* [Stated task]:
Copy out verbatim the lines in the items below, beginning at the line that has "slice-label-line: and Court" and stopping after the line that has "slice-value-label: 30% — [318, 229, 372, 259]".

---------- Input for this task

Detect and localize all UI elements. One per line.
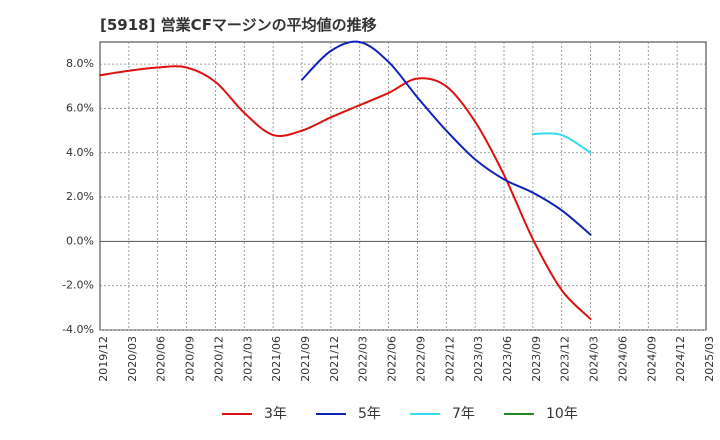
x-tick-label: 2023/03 — [472, 336, 485, 382]
x-tick-label: 2022/06 — [386, 336, 399, 382]
x-tick-label: 2025/03 — [703, 336, 716, 382]
y-tick-label: 6.0% — [66, 101, 94, 114]
legend-label-3年: 3年 — [264, 406, 287, 422]
x-tick-label: 2020/03 — [126, 336, 139, 382]
y-tick-label: 0.0% — [66, 234, 94, 247]
x-tick-label: 2022/12 — [443, 336, 456, 382]
series-line-5年 — [301, 40, 592, 236]
legend-label-7年: 7年 — [452, 406, 475, 422]
y-tick-label: 8.0% — [66, 57, 94, 70]
plot-area — [99, 41, 707, 331]
x-tick-label: 2024/09 — [645, 336, 658, 382]
x-tick-label: 2023/12 — [559, 336, 572, 382]
series-line-3年 — [99, 65, 592, 320]
legend-label-10年: 10年 — [546, 406, 578, 422]
x-tick-label: 2019/12 — [97, 336, 110, 382]
x-tick-label: 2021/03 — [241, 336, 254, 382]
legend-label-5年: 5年 — [358, 406, 381, 422]
x-tick-label: 2021/09 — [299, 336, 312, 382]
series-line-7年 — [531, 132, 592, 154]
x-tick-label: 2021/06 — [270, 336, 283, 382]
y-tick-label: 2.0% — [66, 190, 94, 203]
x-tick-label: 2020/06 — [155, 336, 168, 382]
x-tick-label: 2024/03 — [588, 336, 601, 382]
x-tick-label: 2022/09 — [414, 336, 427, 382]
x-tick-label: 2023/06 — [501, 336, 514, 382]
chart-title: [5918] 営業CFマージンの平均値の推移 — [100, 16, 377, 34]
x-tick-label: 2023/09 — [530, 336, 543, 382]
y-tick-label: -4.0% — [62, 323, 94, 336]
y-tick-label: -2.0% — [62, 279, 94, 292]
x-tick-label: 2024/06 — [616, 336, 629, 382]
x-tick-label: 2021/12 — [328, 336, 341, 382]
x-tick-label: 2020/09 — [184, 336, 197, 382]
x-tick-label: 2022/03 — [357, 336, 370, 382]
x-tick-label: 2024/12 — [674, 336, 687, 382]
x-tick-label: 2020/12 — [212, 336, 225, 382]
y-tick-label: 4.0% — [66, 146, 94, 159]
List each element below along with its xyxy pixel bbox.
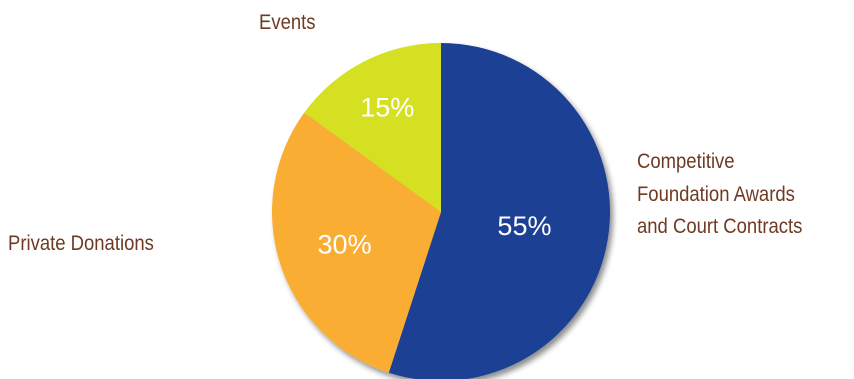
slice-label-line: and Court Contracts — [637, 211, 802, 244]
slice-label-line: Events — [259, 7, 315, 40]
slice-value-label: 55% — [497, 211, 551, 241]
pie-slices — [272, 43, 610, 379]
slice-label-events: Events — [259, 7, 315, 40]
slice-value-label: 30% — [318, 229, 372, 259]
slice-label-private-donations: Private Donations — [8, 228, 154, 261]
slice-label-line: Foundation Awards — [637, 179, 802, 212]
slice-label-line: Private Donations — [8, 228, 154, 261]
slice-value-label: 15% — [360, 93, 414, 123]
slice-label-line: Competitive — [637, 146, 802, 179]
slice-label-competitive: Competitive Foundation Awards and Court … — [637, 146, 802, 244]
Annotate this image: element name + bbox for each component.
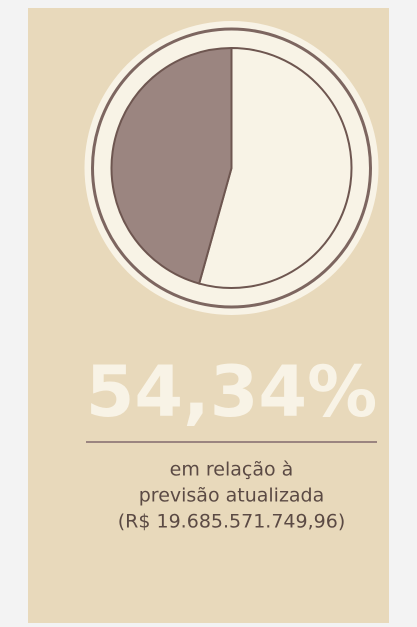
caption-line: em relação à: [170, 459, 294, 481]
value-label: 54,34%: [86, 351, 378, 433]
pie-slice: [197, 46, 353, 289]
pie-slice: [110, 46, 233, 285]
caption-line: previsão atualizada: [139, 485, 325, 507]
pie: [110, 46, 353, 289]
caption: em relação à previsão atualizada (R$ 19.68…: [118, 459, 345, 533]
ring: [91, 27, 372, 309]
caption-line: (R$ 19.685.571.749,96): [118, 511, 345, 533]
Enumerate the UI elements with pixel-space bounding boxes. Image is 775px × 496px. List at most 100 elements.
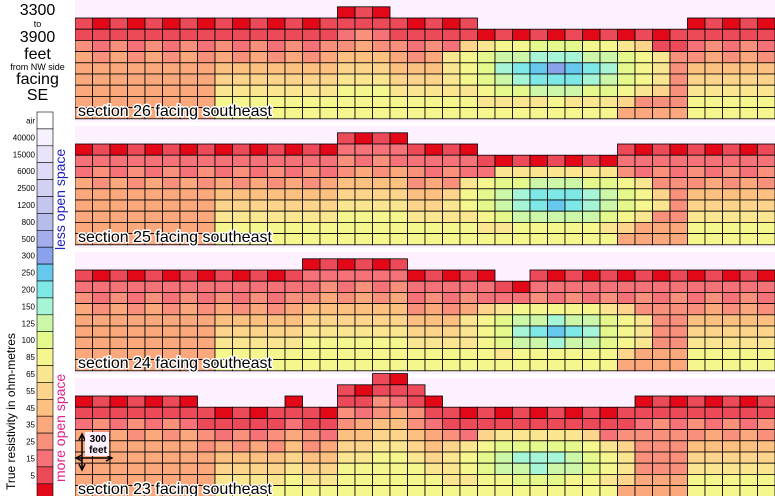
- resistivity-cell: [617, 154, 636, 167]
- resistivity-cell: [319, 51, 338, 64]
- resistivity-cell: [529, 62, 548, 75]
- resistivity-cell: [179, 303, 198, 316]
- resistivity-cell: [214, 143, 233, 156]
- resistivity-cell: [442, 28, 461, 41]
- resistivity-cell: [127, 40, 146, 53]
- resistivity-cell: [284, 221, 303, 234]
- resistivity-cell: [687, 107, 706, 120]
- resistivity-cell: [547, 199, 566, 212]
- resistivity-cell: [704, 314, 723, 327]
- resistivity-cell: [302, 325, 321, 338]
- resistivity-cell: [144, 429, 163, 442]
- resistivity-cell: [547, 269, 566, 282]
- resistivity-cell: [92, 280, 111, 293]
- resistivity-cell: [249, 325, 268, 338]
- resistivity-cell: [127, 291, 146, 304]
- resistivity-cell: [547, 177, 566, 190]
- resistivity-cell: [564, 485, 583, 496]
- resistivity-cell: [197, 73, 216, 86]
- resistivity-cell: [512, 336, 531, 349]
- resistivity-cell: [214, 406, 233, 419]
- resistivity-cell: [757, 233, 775, 246]
- resistivity-cell: [302, 96, 321, 109]
- resistivity-cell: [739, 395, 758, 408]
- section-label: section 24 facing southeast: [78, 355, 272, 372]
- resistivity-cell: [389, 188, 408, 201]
- resistivity-cell: [319, 291, 338, 304]
- resistivity-cell: [109, 188, 128, 201]
- resistivity-cell: [757, 40, 775, 53]
- resistivity-cell: [92, 84, 111, 97]
- resistivity-cell: [494, 462, 513, 475]
- resistivity-cell: [564, 62, 583, 75]
- resistivity-cell: [284, 84, 303, 97]
- resistivity-cell: [162, 210, 181, 223]
- resistivity-cell: [179, 451, 198, 464]
- resistivity-cell: [144, 291, 163, 304]
- resistivity-cell: [389, 210, 408, 223]
- resistivity-cell: [144, 451, 163, 464]
- resistivity-cell: [599, 429, 618, 442]
- resistivity-cell: [512, 165, 531, 178]
- resistivity-cell: [704, 440, 723, 453]
- resistivity-cell: [652, 462, 671, 475]
- range-end: 3900: [19, 29, 56, 46]
- resistivity-cell: [75, 143, 93, 156]
- resistivity-cell: [459, 314, 478, 327]
- resistivity-cell: [162, 395, 181, 408]
- section-panel: section 24 facing southeast: [75, 252, 775, 374]
- resistivity-cell: [687, 188, 706, 201]
- resistivity-cell: [407, 451, 426, 464]
- resistivity-cell: [529, 269, 548, 282]
- resistivity-cell: [354, 177, 373, 190]
- resistivity-cell: [757, 314, 775, 327]
- resistivity-cell: [424, 303, 443, 316]
- resistivity-cell: [757, 62, 775, 75]
- resistivity-cell: [722, 199, 741, 212]
- resistivity-cell: [267, 417, 286, 430]
- resistivity-cell: [652, 314, 671, 327]
- resistivity-cell: [372, 233, 391, 246]
- resistivity-cell: [319, 429, 338, 442]
- resistivity-cell: [564, 440, 583, 453]
- resistivity-cell: [389, 417, 408, 430]
- resistivity-cell: [424, 165, 443, 178]
- resistivity-cell: [372, 303, 391, 316]
- resistivity-cell: [75, 40, 93, 53]
- resistivity-cell: [354, 269, 373, 282]
- resistivity-cell: [407, 429, 426, 442]
- resistivity-cell: [92, 303, 111, 316]
- resistivity-cell: [319, 440, 338, 453]
- resistivity-cell: [75, 429, 93, 442]
- resistivity-cell: [529, 485, 548, 496]
- resistivity-cell: [652, 347, 671, 360]
- resistivity-cell: [722, 417, 741, 430]
- resistivity-cell: [232, 62, 251, 75]
- resistivity-cell: [564, 154, 583, 167]
- resistivity-cell: [179, 269, 198, 282]
- resistivity-cell: [267, 188, 286, 201]
- resistivity-cell: [232, 40, 251, 53]
- resistivity-cell: [687, 451, 706, 464]
- resistivity-cell: [214, 28, 233, 41]
- resistivity-cell: [757, 291, 775, 304]
- resistivity-cell: [739, 165, 758, 178]
- resistivity-cell: [757, 17, 775, 30]
- resistivity-cell: [757, 359, 775, 372]
- resistivity-cell: [424, 347, 443, 360]
- resistivity-cell: [512, 62, 531, 75]
- resistivity-cell: [687, 233, 706, 246]
- resistivity-cell: [372, 199, 391, 212]
- resistivity-cell: [459, 429, 478, 442]
- resistivity-cell: [354, 51, 373, 64]
- resistivity-cell: [162, 417, 181, 430]
- resistivity-cell: [704, 17, 723, 30]
- legend-axis-title: True resistivity in ohm-metres: [4, 333, 18, 490]
- facing-word: facing: [16, 71, 59, 88]
- resistivity-cell: [634, 336, 653, 349]
- resistivity-cell: [144, 154, 163, 167]
- resistivity-cell: [302, 417, 321, 430]
- resistivity-cell: [197, 280, 216, 293]
- resistivity-cell: [687, 96, 706, 109]
- legend-swatch: [36, 432, 54, 451]
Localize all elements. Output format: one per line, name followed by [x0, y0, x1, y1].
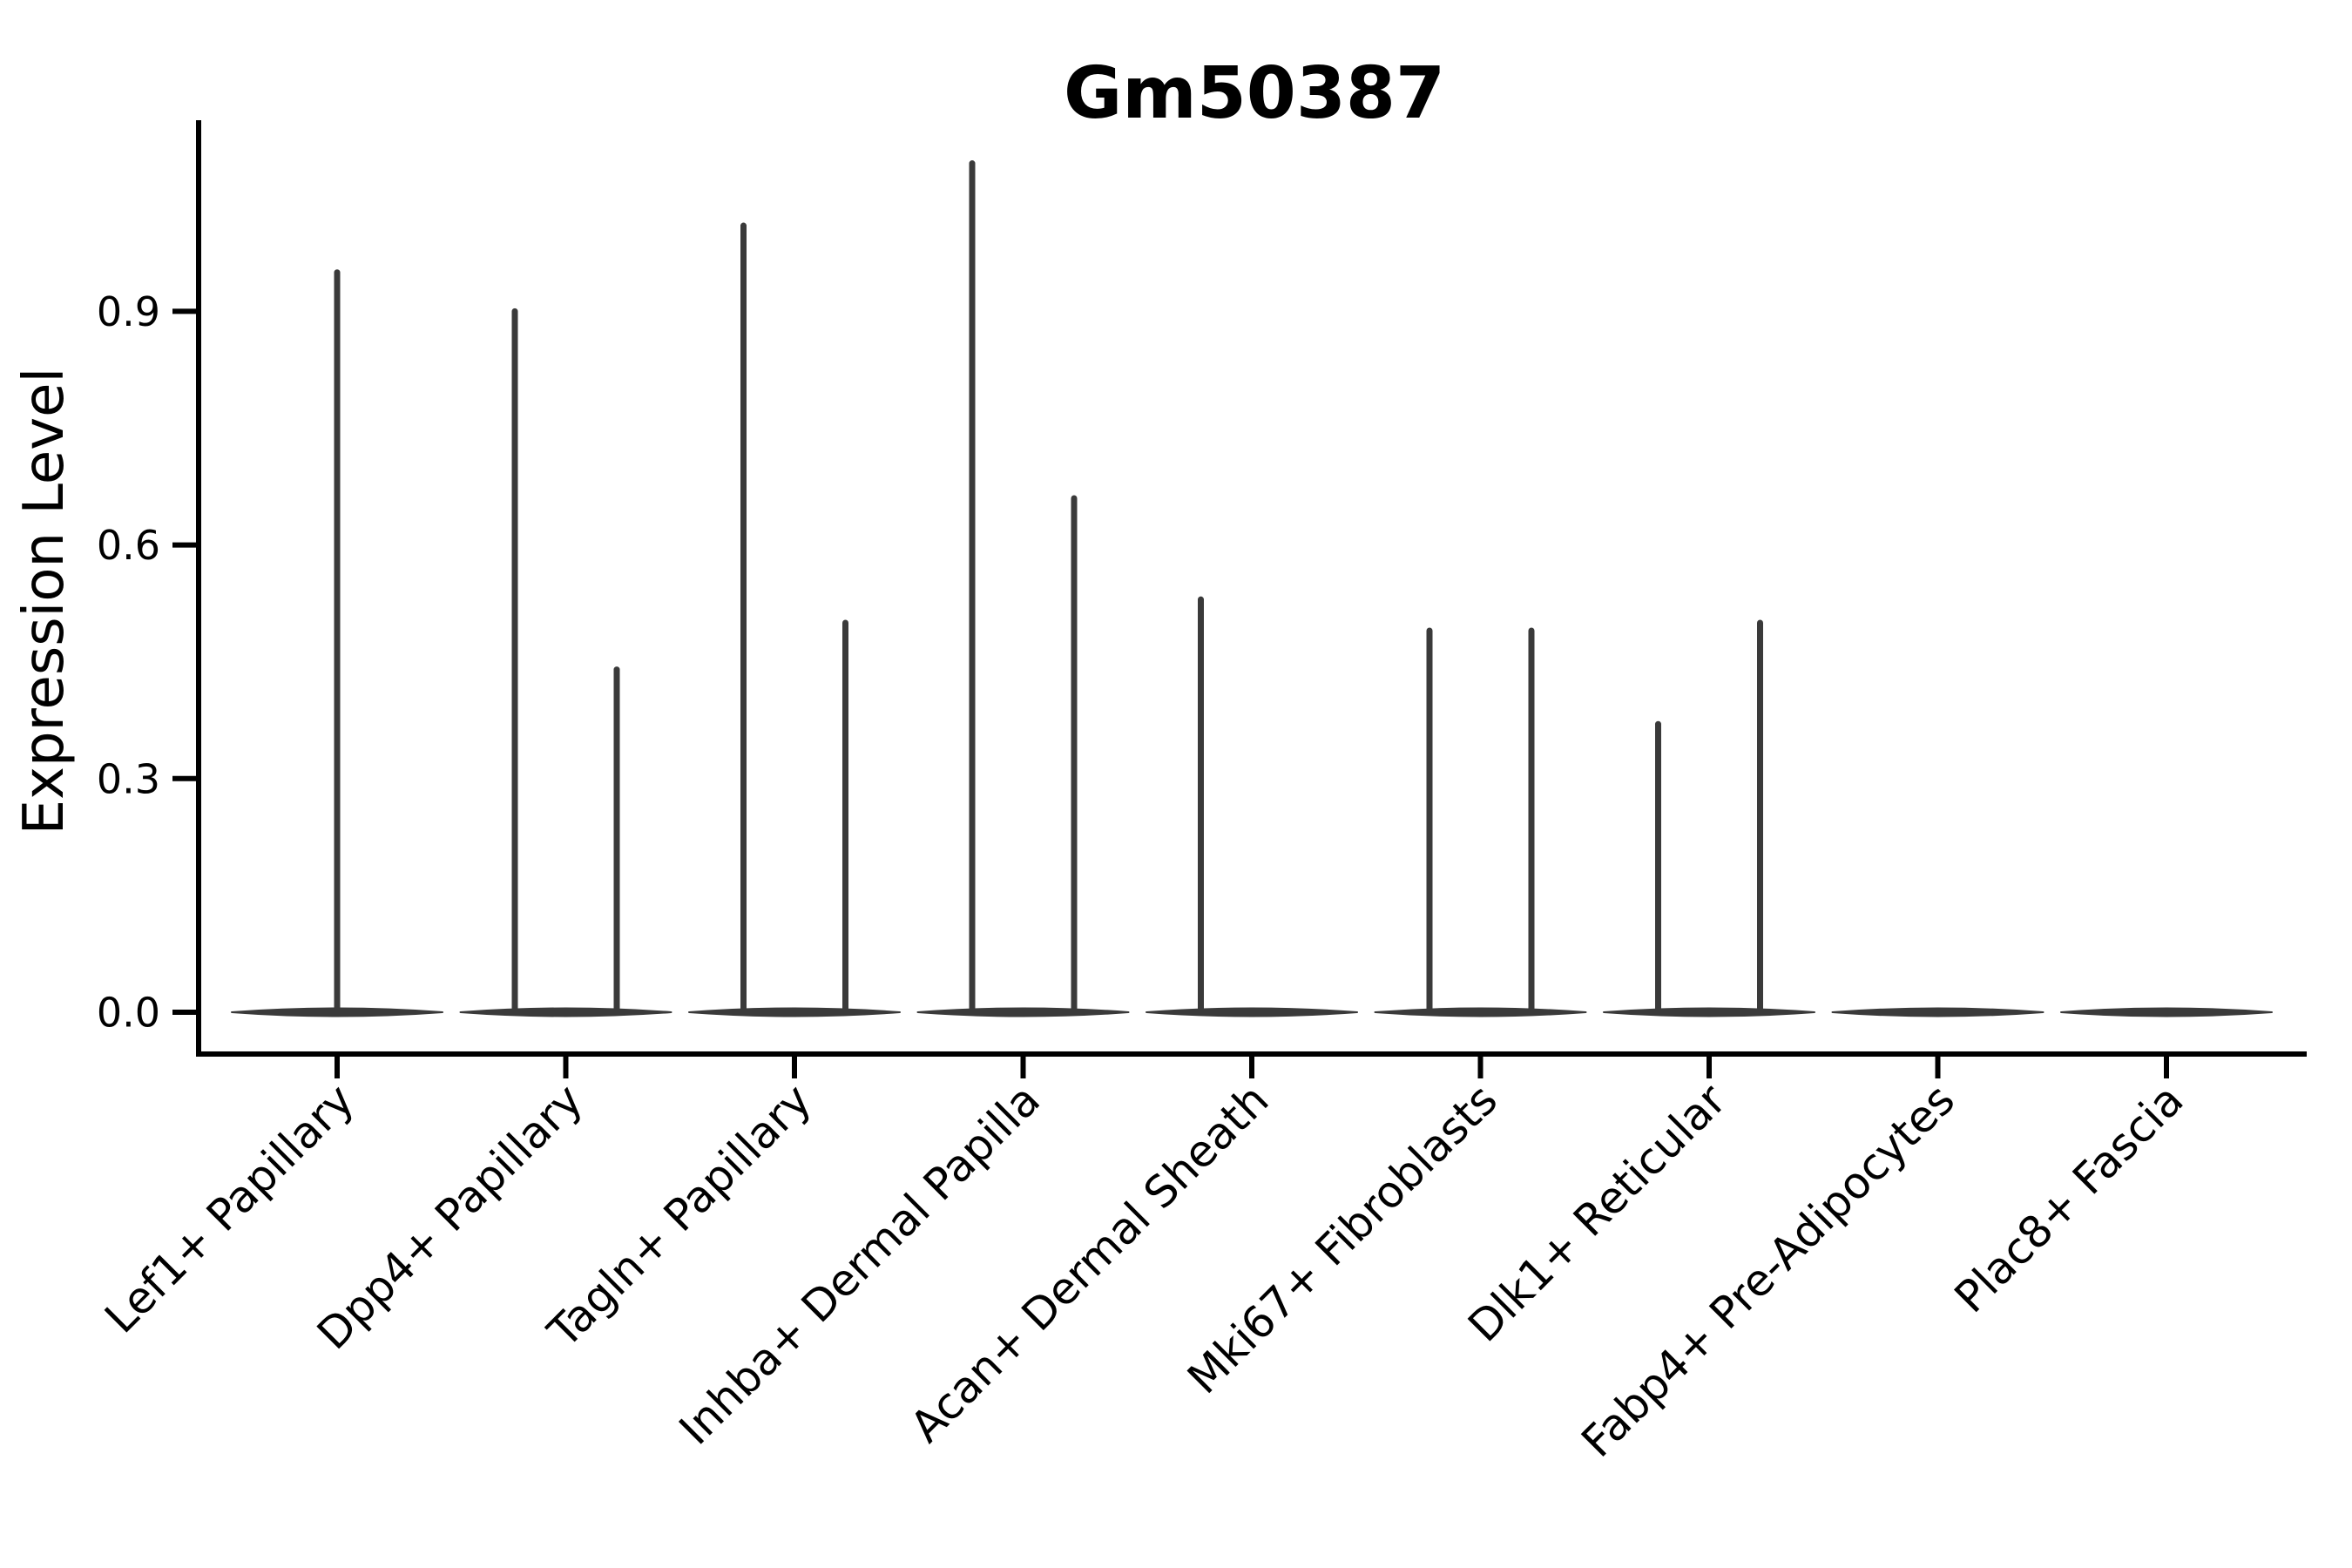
y-tick-label: 0.6: [97, 522, 160, 569]
x-category-label: Inhba+ Dermal Papilla: [670, 1074, 1050, 1454]
y-tick-label: 0.3: [97, 755, 160, 802]
violin-baseline: [2060, 1007, 2273, 1017]
x-category-label: Lef1+ Papillary: [95, 1074, 363, 1342]
y-axis-title: Expression Level: [12, 368, 77, 835]
y-tick-label: 0.0: [97, 990, 160, 1037]
violin-baseline: [459, 1007, 672, 1017]
x-category-label: Plac8+ Fascia: [1945, 1074, 2193, 1322]
violin-baseline: [1374, 1007, 1587, 1017]
violin-baseline: [1603, 1007, 1815, 1017]
violin-baseline: [916, 1007, 1130, 1017]
violin-baseline: [688, 1007, 901, 1017]
y-tick-label: 0.9: [97, 288, 160, 335]
plot-title: Gm50387: [1064, 52, 1445, 135]
violin-baseline: [1831, 1007, 2044, 1017]
violin-baseline: [1146, 1007, 1358, 1017]
x-category-label: Fabp4+ Pre-Adipocytes: [1571, 1074, 1964, 1467]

--------------------

* [Task answer]:
slice-label-line: and Court Contracts — [637, 211, 802, 244]
slice-label-line: Events — [259, 7, 315, 40]
slice-value-label: 55% — [497, 211, 551, 241]
pie-slices — [272, 43, 610, 379]
slice-label-events: Events — [259, 7, 315, 40]
slice-value-label: 30% — [318, 229, 372, 259]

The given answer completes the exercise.